> [Records supplied]
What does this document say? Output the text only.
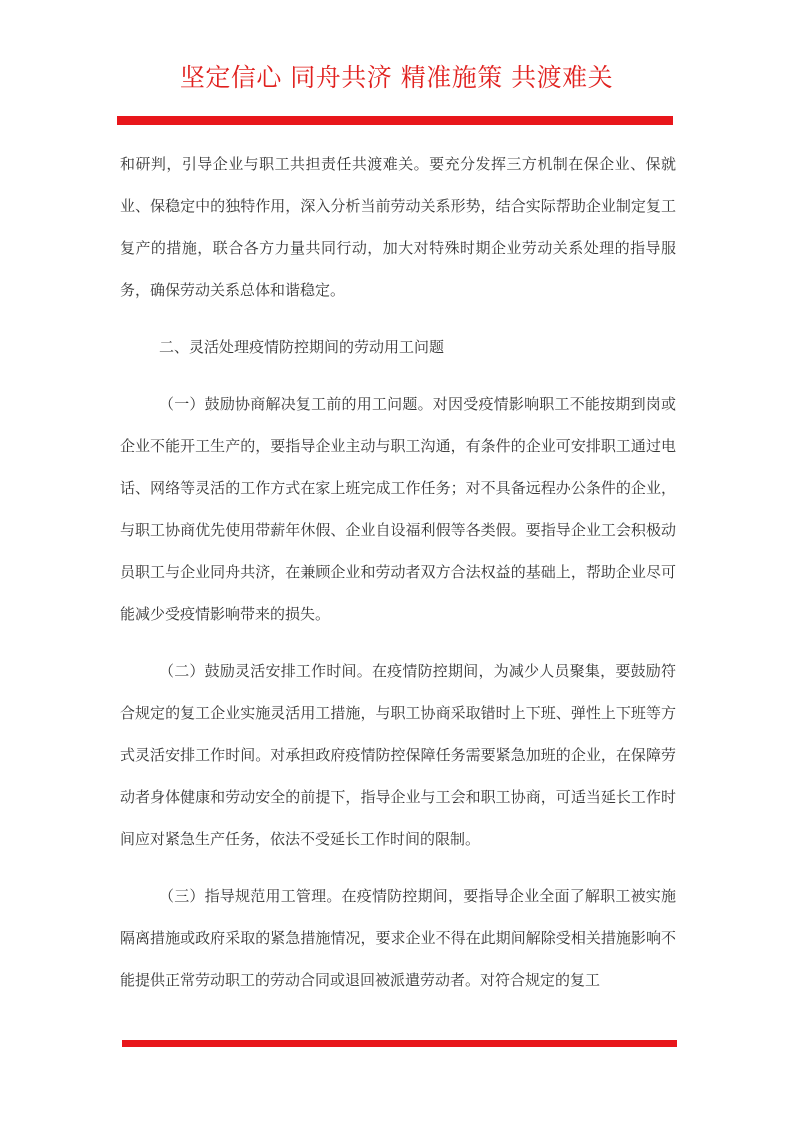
坚定信心 同舟共济 精准施策 共渡难关

和研判，引导企业与职工共担责任共渡难关。要充分发挥三方机制在保企业、保就业、保稳定中的独特作用，深入分析当前劳动关系形势，结合实际帮助企业制定复工复产的措施，联合各方力量共同行动，加大对特殊时期企业劳动关系处理的指导服务，确保劳动关系总体和谐稳定。

二、灵活处理疫情防控期间的劳动用工问题

（一）鼓励协商解决复工前的用工问题。对因受疫情影响职工不能按期到岗或企业不能开工生产的，要指导企业主动与职工沟通，有条件的企业可安排职工通过电话、网络等灵活的工作方式在家上班完成工作任务；对不具备远程办公条件的企业，与职工协商优先使用带薪年休假、企业自设福利假等各类假。要指导企业工会积极动员职工与企业同舟共济，在兼顾企业和劳动者双方合法权益的基础上，帮助企业尽可能减少受疫情影响带来的损失。

（二）鼓励灵活安排工作时间。在疫情防控期间，为减少人员聚集，要鼓励符合规定的复工企业实施灵活用工措施，与职工协商采取错时上下班、弹性上下班等方式灵活安排工作时间。对承担政府疫情防控保障任务需要紧急加班的企业，在保障劳动者身体健康和劳动安全的前提下，指导企业与工会和职工协商，可适当延长工作时间应对紧急生产任务，依法不受延长工作时间的限制。

（三）指导规范用工管理。在疫情防控期间，要指导企业全面了解职工被实施隔离措施或政府采取的紧急措施情况，要求企业不得在此期间解除受相关措施影响不能提供正常劳动职工的劳动合同或退回被派遣劳动者。对符合规定的复工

> [What is needed]
What is the number of lines in the listing that contain the string "在疫情防控期间"? Reply with that number alone.

> [Response to the exercise]
2